» Written request: Update the items below by changing every "spec-label" to "spec-name" and keeping everything else the same. Leave the pictures out of your answer.

» Input material:
>>>>

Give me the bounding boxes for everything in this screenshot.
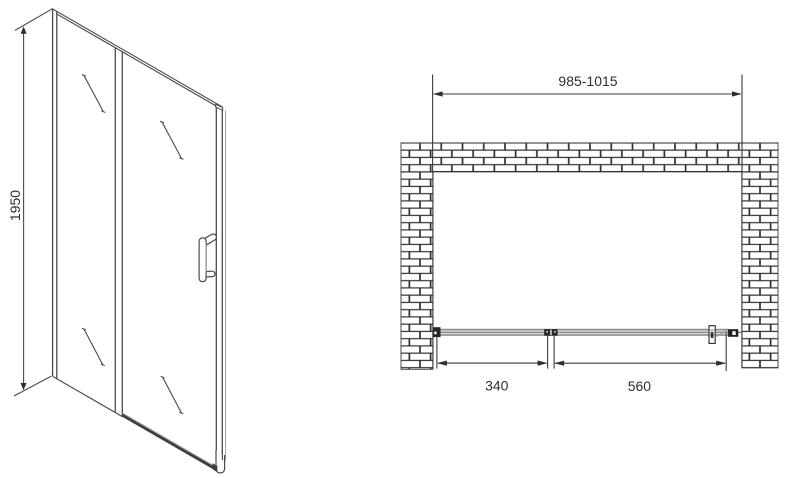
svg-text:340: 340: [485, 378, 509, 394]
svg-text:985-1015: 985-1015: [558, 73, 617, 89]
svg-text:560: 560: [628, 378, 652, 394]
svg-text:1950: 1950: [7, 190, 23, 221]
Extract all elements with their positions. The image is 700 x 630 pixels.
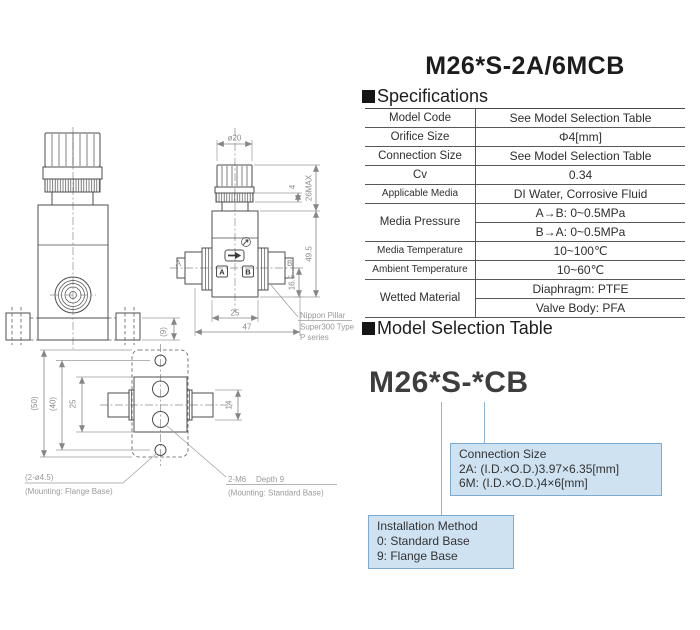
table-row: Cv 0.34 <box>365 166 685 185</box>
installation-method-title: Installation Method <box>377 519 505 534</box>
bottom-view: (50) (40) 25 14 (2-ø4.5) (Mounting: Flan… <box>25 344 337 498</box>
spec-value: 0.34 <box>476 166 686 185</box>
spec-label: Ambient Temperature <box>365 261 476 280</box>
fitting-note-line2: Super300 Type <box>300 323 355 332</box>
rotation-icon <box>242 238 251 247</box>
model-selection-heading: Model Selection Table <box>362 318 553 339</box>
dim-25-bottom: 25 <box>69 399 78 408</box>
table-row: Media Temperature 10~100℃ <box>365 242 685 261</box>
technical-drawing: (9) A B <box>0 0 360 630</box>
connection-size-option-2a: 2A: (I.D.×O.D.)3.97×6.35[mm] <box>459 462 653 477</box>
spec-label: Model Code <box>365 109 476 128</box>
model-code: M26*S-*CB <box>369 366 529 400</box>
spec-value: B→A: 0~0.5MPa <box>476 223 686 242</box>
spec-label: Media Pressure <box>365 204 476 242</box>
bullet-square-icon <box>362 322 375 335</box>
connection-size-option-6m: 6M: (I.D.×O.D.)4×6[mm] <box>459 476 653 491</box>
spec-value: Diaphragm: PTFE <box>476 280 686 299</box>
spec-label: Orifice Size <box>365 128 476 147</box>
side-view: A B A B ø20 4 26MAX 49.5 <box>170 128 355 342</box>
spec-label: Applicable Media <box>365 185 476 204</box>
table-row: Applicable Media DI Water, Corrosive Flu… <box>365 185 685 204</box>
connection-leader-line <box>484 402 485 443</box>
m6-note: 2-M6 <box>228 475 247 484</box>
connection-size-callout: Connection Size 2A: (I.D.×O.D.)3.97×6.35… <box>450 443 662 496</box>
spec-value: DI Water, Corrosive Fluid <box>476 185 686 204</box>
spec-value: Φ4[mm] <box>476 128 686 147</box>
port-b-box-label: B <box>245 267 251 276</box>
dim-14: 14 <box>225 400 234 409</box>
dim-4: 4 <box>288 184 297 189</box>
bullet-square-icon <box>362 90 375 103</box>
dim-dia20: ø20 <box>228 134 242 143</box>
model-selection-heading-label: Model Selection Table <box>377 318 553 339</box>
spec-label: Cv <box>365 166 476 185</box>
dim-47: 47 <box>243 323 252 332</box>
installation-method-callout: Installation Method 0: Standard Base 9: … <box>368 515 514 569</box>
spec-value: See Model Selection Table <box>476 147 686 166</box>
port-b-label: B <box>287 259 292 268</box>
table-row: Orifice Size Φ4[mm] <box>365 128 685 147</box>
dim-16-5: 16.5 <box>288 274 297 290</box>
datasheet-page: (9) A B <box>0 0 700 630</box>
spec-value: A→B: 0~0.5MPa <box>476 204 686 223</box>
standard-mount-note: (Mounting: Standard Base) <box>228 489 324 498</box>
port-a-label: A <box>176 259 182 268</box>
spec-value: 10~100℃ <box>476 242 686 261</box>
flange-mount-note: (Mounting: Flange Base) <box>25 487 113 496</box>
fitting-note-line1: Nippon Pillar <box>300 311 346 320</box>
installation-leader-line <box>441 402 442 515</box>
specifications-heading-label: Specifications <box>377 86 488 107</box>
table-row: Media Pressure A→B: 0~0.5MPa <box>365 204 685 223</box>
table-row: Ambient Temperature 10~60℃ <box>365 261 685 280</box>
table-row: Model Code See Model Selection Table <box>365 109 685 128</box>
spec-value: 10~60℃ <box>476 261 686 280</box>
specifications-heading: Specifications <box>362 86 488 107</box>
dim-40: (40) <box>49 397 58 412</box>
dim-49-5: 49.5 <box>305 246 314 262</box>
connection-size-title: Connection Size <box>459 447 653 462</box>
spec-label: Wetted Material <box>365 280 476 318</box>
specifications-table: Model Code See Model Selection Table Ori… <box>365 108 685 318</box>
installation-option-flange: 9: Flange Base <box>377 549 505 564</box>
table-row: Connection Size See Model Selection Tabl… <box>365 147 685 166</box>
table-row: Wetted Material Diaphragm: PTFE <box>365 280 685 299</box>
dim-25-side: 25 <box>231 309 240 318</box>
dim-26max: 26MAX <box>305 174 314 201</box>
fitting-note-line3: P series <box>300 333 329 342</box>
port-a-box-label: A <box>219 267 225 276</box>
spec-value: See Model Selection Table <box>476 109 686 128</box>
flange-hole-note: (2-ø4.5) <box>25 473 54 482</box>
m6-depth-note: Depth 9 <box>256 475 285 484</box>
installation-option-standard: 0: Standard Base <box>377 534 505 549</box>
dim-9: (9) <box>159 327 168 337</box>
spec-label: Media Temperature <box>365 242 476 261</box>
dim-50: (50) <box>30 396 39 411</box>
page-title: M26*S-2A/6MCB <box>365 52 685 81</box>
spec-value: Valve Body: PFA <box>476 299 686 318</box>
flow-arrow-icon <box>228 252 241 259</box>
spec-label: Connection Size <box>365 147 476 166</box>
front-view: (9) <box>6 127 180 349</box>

<<<<

» Exercise response:
Give me the bounding boxes for everything in this screenshot.
svg-text:340: 340: [485, 378, 509, 394]
svg-text:985-1015: 985-1015: [558, 73, 617, 89]
svg-text:560: 560: [628, 378, 652, 394]
svg-text:1950: 1950: [7, 190, 23, 221]
Extract all elements with their positions. The image is 700 x 630 pixels.
table-row: Cv 0.34 <box>365 166 685 185</box>
installation-method-title: Installation Method <box>377 519 505 534</box>
bottom-view: (50) (40) 25 14 (2-ø4.5) (Mounting: Flan… <box>25 344 337 498</box>
spec-value: 0.34 <box>476 166 686 185</box>
spec-name: Ambient Temperature <box>365 261 476 280</box>
fitting-note-line2: Super300 Type <box>300 323 355 332</box>
rotation-icon <box>242 238 251 247</box>
model-selection-heading: Model Selection Table <box>362 318 553 339</box>
dim-25-bottom: 25 <box>69 399 78 408</box>
table-row: Media Temperature 10~100℃ <box>365 242 685 261</box>
technical-drawing: (9) A B <box>0 0 360 630</box>
connection-size-option-2a: 2A: (I.D.×O.D.)3.97×6.35[mm] <box>459 462 653 477</box>
spec-name: Model Code <box>365 109 476 128</box>
model-code: M26*S-*CB <box>369 366 529 400</box>
spec-value: B→A: 0~0.5MPa <box>476 223 686 242</box>
spec-name: Media Pressure <box>365 204 476 242</box>
bullet-square-icon <box>362 322 375 335</box>
connection-size-option-6m: 6M: (I.D.×O.D.)4×6[mm] <box>459 476 653 491</box>
spec-value: Diaphragm: PTFE <box>476 280 686 299</box>
spec-name: Orifice Size <box>365 128 476 147</box>
side-view: A B A B ø20 4 26MAX 49.5 <box>170 128 355 342</box>
spec-name: Applicable Media <box>365 185 476 204</box>
table-row: Applicable Media DI Water, Corrosive Flu… <box>365 185 685 204</box>
connection-leader-line <box>484 402 485 443</box>
m6-note: 2-M6 <box>228 475 247 484</box>
connection-size-callout: Connection Size 2A: (I.D.×O.D.)3.97×6.35… <box>450 443 662 496</box>
spec-value: DI Water, Corrosive Fluid <box>476 185 686 204</box>
spec-value: Φ4[mm] <box>476 128 686 147</box>
port-b-box-label: B <box>245 267 251 276</box>
dim-14: 14 <box>225 400 234 409</box>
dim-4: 4 <box>288 184 297 189</box>
bullet-square-icon <box>362 90 375 103</box>
dim-dia20: ø20 <box>228 134 242 143</box>
model-selection-heading-label: Model Selection Table <box>377 318 553 339</box>
spec-name: Cv <box>365 166 476 185</box>
dim-47: 47 <box>243 323 252 332</box>
installation-method-callout: Installation Method 0: Standard Base 9: … <box>368 515 514 569</box>
spec-value: See Model Selection Table <box>476 147 686 166</box>
port-b-label: B <box>287 259 292 268</box>
table-row: Orifice Size Φ4[mm] <box>365 128 685 147</box>
dim-16-5: 16.5 <box>288 274 297 290</box>
datasheet-page: (9) A B <box>0 0 700 630</box>
spec-value: A→B: 0~0.5MPa <box>476 204 686 223</box>
standard-mount-note: (Mounting: Standard Base) <box>228 489 324 498</box>
port-a-label: A <box>176 259 182 268</box>
spec-value: 10~100℃ <box>476 242 686 261</box>
flange-mount-note: (Mounting: Flange Base) <box>25 487 113 496</box>
fitting-note-line1: Nippon Pillar <box>300 311 346 320</box>
installation-leader-line <box>441 402 442 515</box>
specifications-heading-label: Specifications <box>377 86 488 107</box>
table-row: Media Pressure A→B: 0~0.5MPa <box>365 204 685 223</box>
table-row: Ambient Temperature 10~60℃ <box>365 261 685 280</box>
table-row: Model Code See Model Selection Table <box>365 109 685 128</box>
spec-value: 10~60℃ <box>476 261 686 280</box>
specifications-heading: Specifications <box>362 86 488 107</box>
dim-40: (40) <box>49 397 58 412</box>
dim-49-5: 49.5 <box>305 246 314 262</box>
connection-size-title: Connection Size <box>459 447 653 462</box>
spec-name: Wetted Material <box>365 280 476 318</box>
specifications-table: Model Code See Model Selection Table Ori… <box>365 108 685 318</box>
installation-option-flange: 9: Flange Base <box>377 549 505 564</box>
table-row: Connection Size See Model Selection Tabl… <box>365 147 685 166</box>
table-row: Wetted Material Diaphragm: PTFE <box>365 280 685 299</box>
dim-25-side: 25 <box>231 309 240 318</box>
dim-26max: 26MAX <box>305 174 314 201</box>
fitting-note-line3: P series <box>300 333 329 342</box>
port-a-box-label: A <box>219 267 225 276</box>
spec-value: See Model Selection Table <box>476 109 686 128</box>
flange-hole-note: (2-ø4.5) <box>25 473 54 482</box>
m6-depth-note: Depth 9 <box>256 475 285 484</box>
installation-option-standard: 0: Standard Base <box>377 534 505 549</box>
dim-9: (9) <box>159 327 168 337</box>
spec-name: Media Temperature <box>365 242 476 261</box>
dim-50: (50) <box>30 396 39 411</box>
page-title: M26*S-2A/6MCB <box>365 52 685 81</box>
spec-value: Valve Body: PFA <box>476 299 686 318</box>
flow-arrow-icon <box>228 252 241 259</box>
spec-name: Connection Size <box>365 147 476 166</box>
front-view: (9) <box>6 127 180 349</box>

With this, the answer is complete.